Wherever the word "системы" turns up in a line of the entries, copy that line.
Data supplied start
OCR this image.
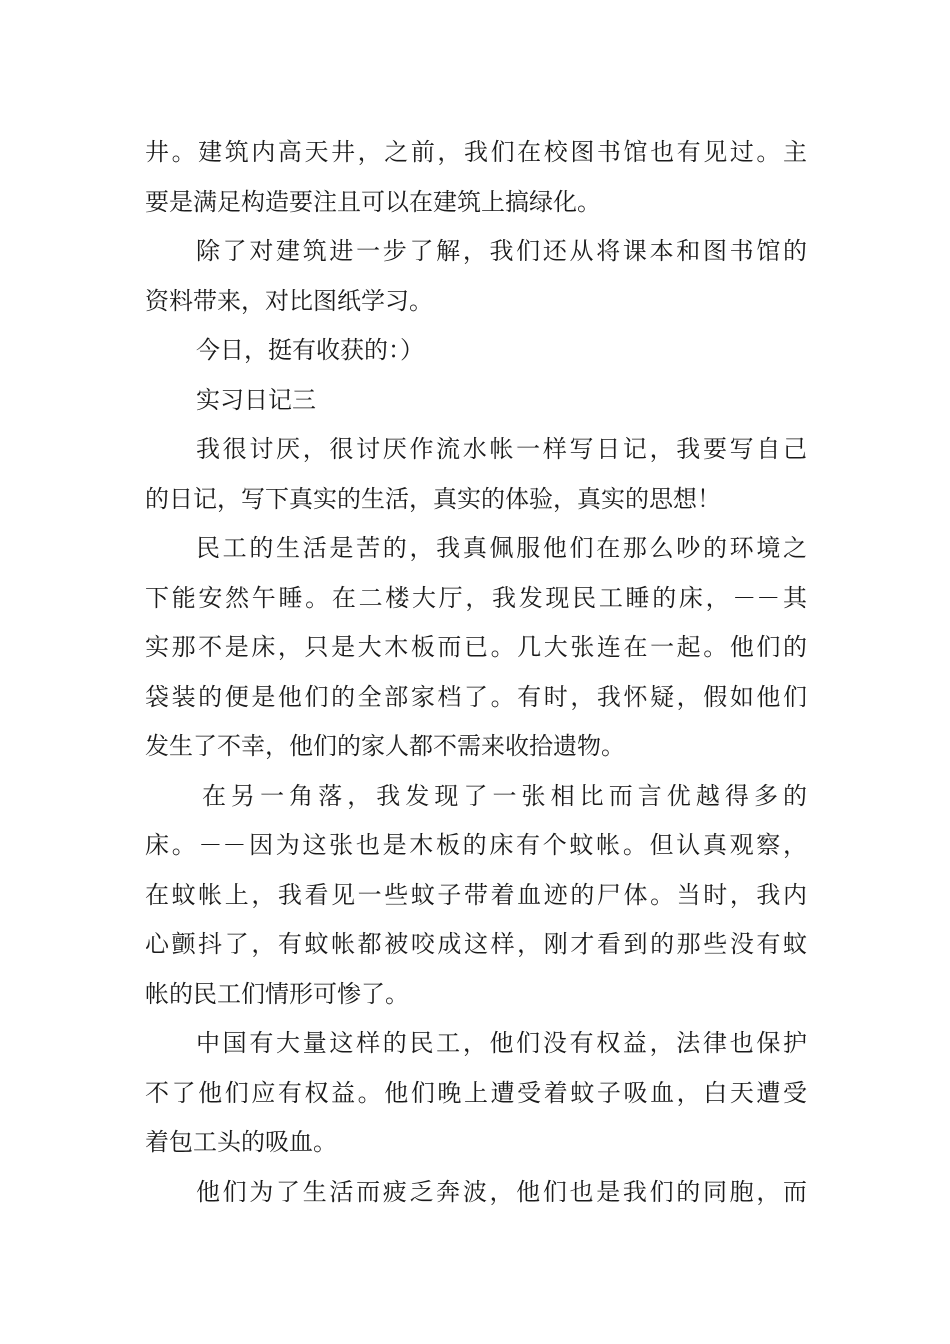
井。建筑内高天井，之前，我们在校图书馆也有见过。主
要是满足构造要注且可以在建筑上搞绿化。
除了对建筑进一步了解，我们还从将课本和图书馆的
资料带来，对比图纸学习。
今日，挺有收获的：）
实习日记三
我很讨厌，很讨厌作流水帐一样写日记，我要写自己
的日记，写下真实的生活，真实的体验，真实的思想！
民工的生活是苦的，我真佩服他们在那么吵的环境之
下能安然午睡。在二楼大厅，我发现民工睡的床，－－其
实那不是床，只是大木板而已。几大张连在一起。他们的
袋装的便是他们的全部家档了。有时，我怀疑，假如他们
发生了不幸，他们的家人都不需来收拾遗物。
在另一角落，我发现了一张相比而言优越得多的
床。－－因为这张也是木板的床有个蚊帐。但认真观察，
在蚊帐上，我看见一些蚊子带着血迹的尸体。当时，我内
心颤抖了，有蚊帐都被咬成这样，刚才看到的那些没有蚊
帐的民工们情形可惨了。
中国有大量这样的民工，他们没有权益，法律也保护
不了他们应有权益。他们晚上遭受着蚊子吸血，白天遭受
着包工头的吸血。
他们为了生活而疲乏奔波，他们也是我们的同胞，而
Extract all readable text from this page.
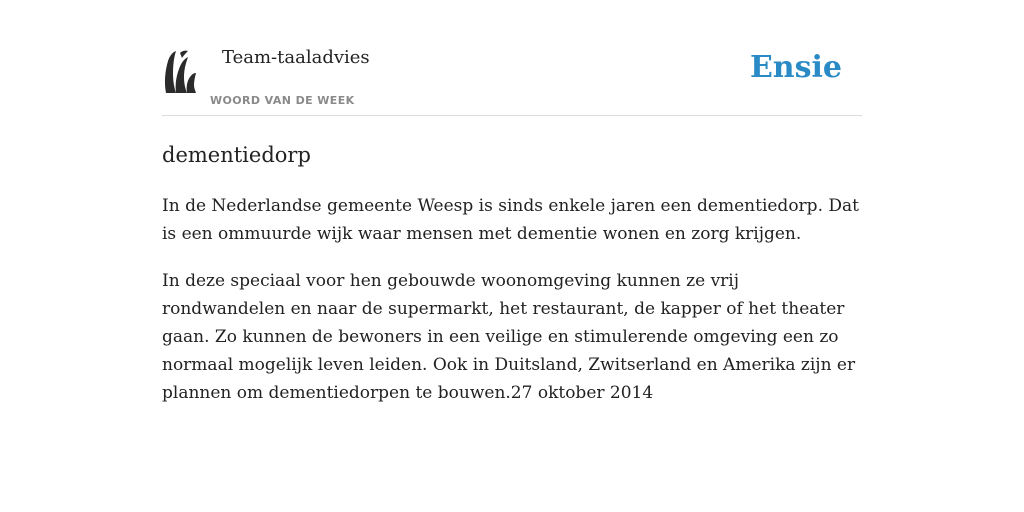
Team-taaladvies
WOORD VAN DE WEEK
Ensie
dementiedorp

In de Nederlandse gemeente Weesp is sinds enkele jaren een dementiedorp. Dat is een ommuurde wijk waar mensen met dementie wonen en zorg krijgen.

In deze speciaal voor hen gebouwde woonomgeving kunnen ze vrij rondwandelen en naar de supermarkt, het restaurant, de kapper of het theater gaan. Zo kunnen de bewoners in een veilige en stimulerende omgeving een zo normaal mogelijk leven leiden. Ook in Duitsland, Zwitserland en Amerika zijn er plannen om dementiedorpen te bouwen.27 oktober 2014
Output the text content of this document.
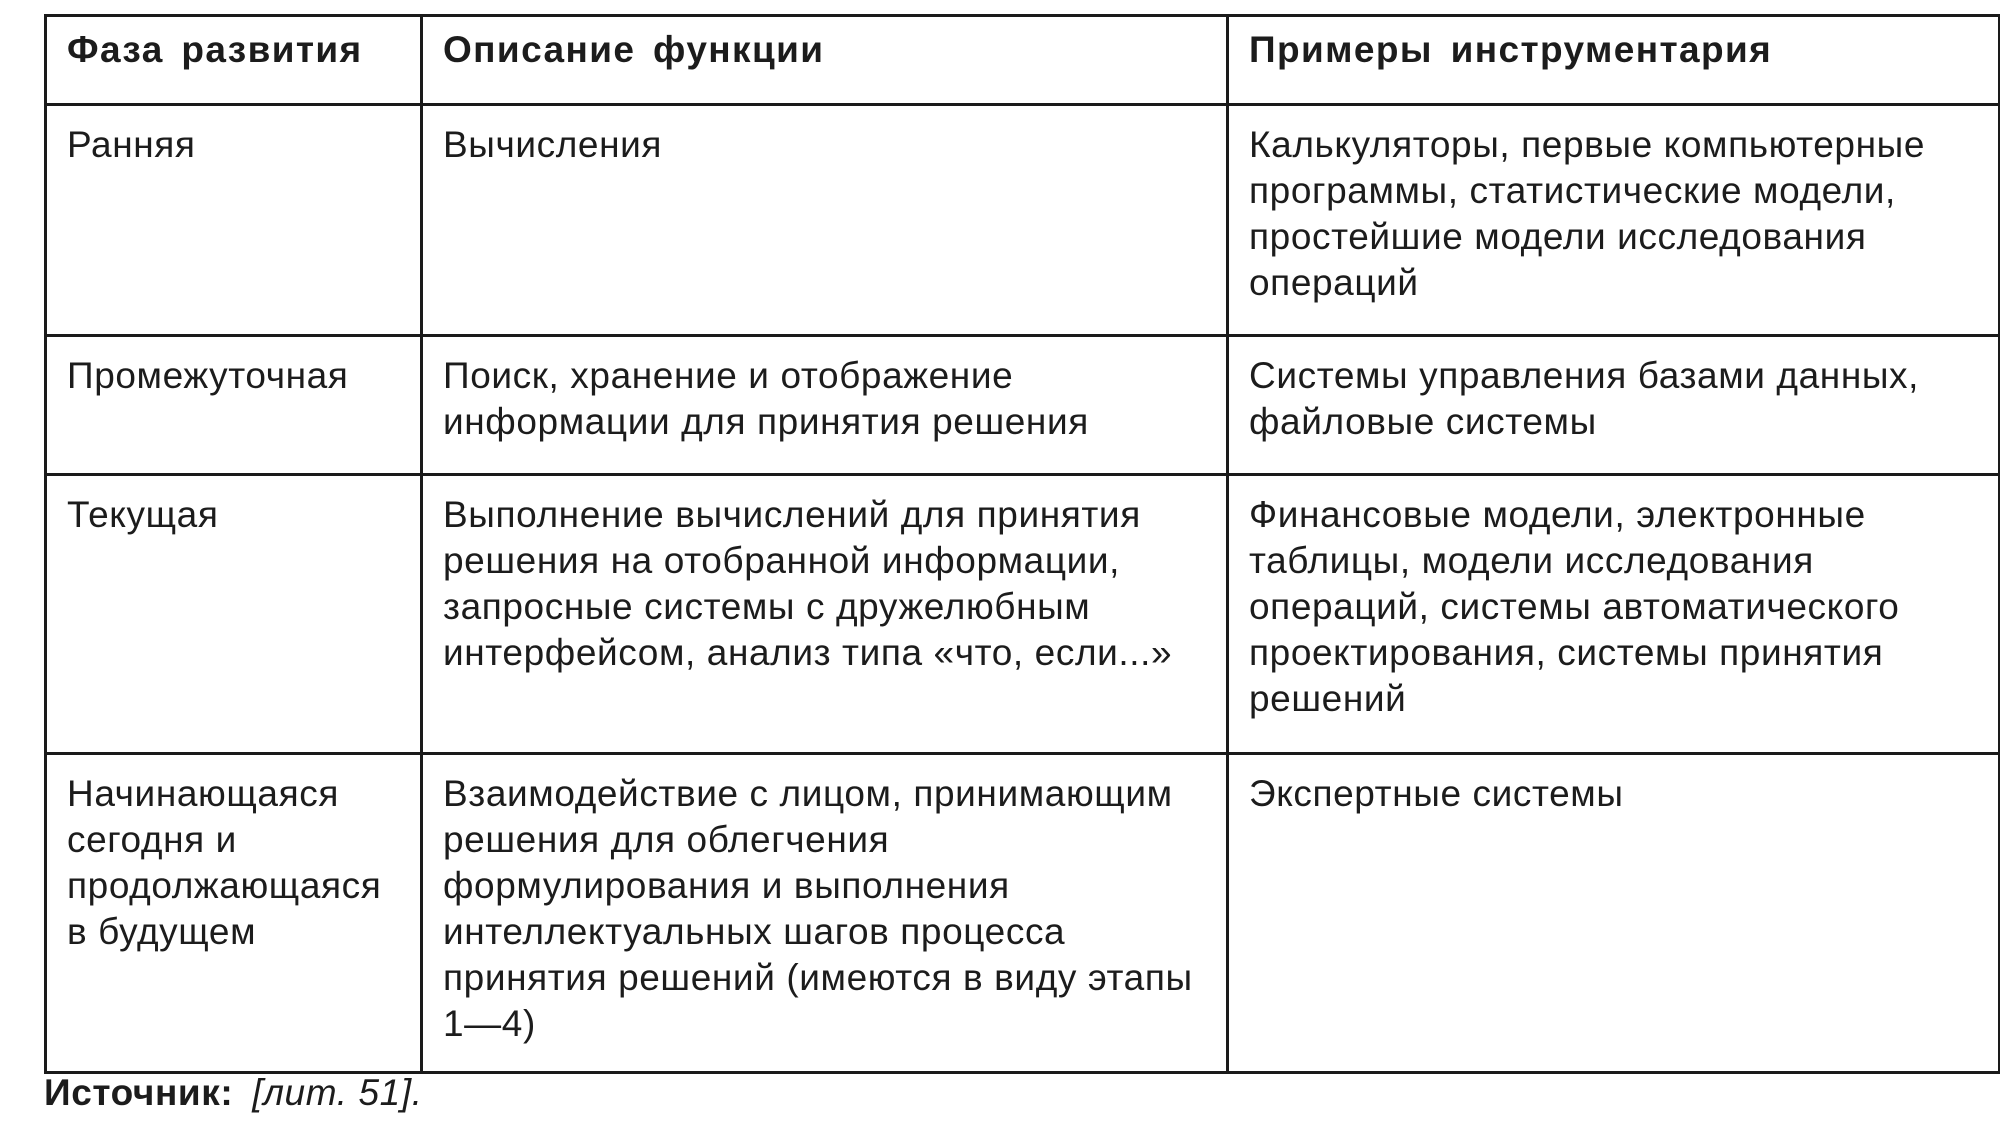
Фаза развития	Описание функции	Примеры инструментария
Ранняя	Вычисления	Калькуляторы, первые компьютерные программы, статистические модели, простейшие модели исследования операций
Промежуточная	Поиск, хранение и отображение информации для принятия решения	Системы управления базами данных, файловые системы
Текущая	Выполнение вычислений для принятия решения на отобранной информации, запросные системы с дружелюбным интерфейсом, анализ типа «что, если...»	Финансовые модели, электронные таблицы, модели исследования операций, системы автоматического проектирования, системы принятия решений
Начинающаяся сегодня и продолжающаяся в будущем	Взаимодействие с лицом, принимающим решения для облегчения формулирования и выполнения интеллектуальных шагов процесса принятия решений (имеются в виду этапы 1—4)	Экспертные системы
Источник: [лит. 51].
Data supplied end
| Response to this task |
Промежуточная	Поиск, хранение и отображение информации для принятия решения	Системы управления базами данных, файловые системы
Текущая	Выполнение вычислений для принятия решения на отобранной информации, запросные системы с дружелюбным интерфейсом, анализ типа «что, если...»	Финансовые модели, электронные таблицы, модели исследования операций, системы автоматического проектирования, системы принятия решений
Начинающаяся сегодня и продолжающаяся в будущем	Взаимодействие с лицом, принимающим решения для облегчения формулирования и выполнения интеллектуальных шагов процесса принятия решений (имеются в виду этапы 1—4)	Экспертные системы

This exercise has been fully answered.